Data extracted from a collection:

>>>

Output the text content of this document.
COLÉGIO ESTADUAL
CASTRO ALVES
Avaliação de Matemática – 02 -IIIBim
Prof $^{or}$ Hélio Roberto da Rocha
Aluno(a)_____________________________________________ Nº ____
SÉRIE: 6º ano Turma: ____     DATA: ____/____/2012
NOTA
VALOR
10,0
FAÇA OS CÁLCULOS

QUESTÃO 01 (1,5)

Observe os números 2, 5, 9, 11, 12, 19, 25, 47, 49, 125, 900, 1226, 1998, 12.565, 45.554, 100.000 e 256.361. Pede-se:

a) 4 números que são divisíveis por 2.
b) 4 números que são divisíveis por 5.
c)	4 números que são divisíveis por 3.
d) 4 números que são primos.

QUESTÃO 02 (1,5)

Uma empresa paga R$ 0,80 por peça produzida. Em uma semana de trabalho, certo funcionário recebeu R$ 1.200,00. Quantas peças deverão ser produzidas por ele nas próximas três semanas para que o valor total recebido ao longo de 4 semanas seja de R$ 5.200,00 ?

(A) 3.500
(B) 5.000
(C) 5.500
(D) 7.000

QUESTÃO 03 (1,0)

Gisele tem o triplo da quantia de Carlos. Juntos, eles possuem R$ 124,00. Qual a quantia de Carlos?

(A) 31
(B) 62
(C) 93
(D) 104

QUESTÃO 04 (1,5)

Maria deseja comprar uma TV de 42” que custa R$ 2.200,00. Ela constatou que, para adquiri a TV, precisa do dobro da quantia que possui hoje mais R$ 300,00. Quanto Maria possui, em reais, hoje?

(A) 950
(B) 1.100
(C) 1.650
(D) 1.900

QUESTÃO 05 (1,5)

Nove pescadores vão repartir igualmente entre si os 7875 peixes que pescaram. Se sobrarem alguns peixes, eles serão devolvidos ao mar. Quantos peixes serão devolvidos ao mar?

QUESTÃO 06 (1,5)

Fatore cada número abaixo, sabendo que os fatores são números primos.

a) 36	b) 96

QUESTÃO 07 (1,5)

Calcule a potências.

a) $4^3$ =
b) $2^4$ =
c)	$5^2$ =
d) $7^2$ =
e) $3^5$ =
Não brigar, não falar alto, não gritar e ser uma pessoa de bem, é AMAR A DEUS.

<<<

What you need to do>
From the entries above, collect every line with the string "primos" in it.

Output of the task>
d) 4 números que são primos.
Fatore cada número abaixo, sabendo que os fatores são números primos.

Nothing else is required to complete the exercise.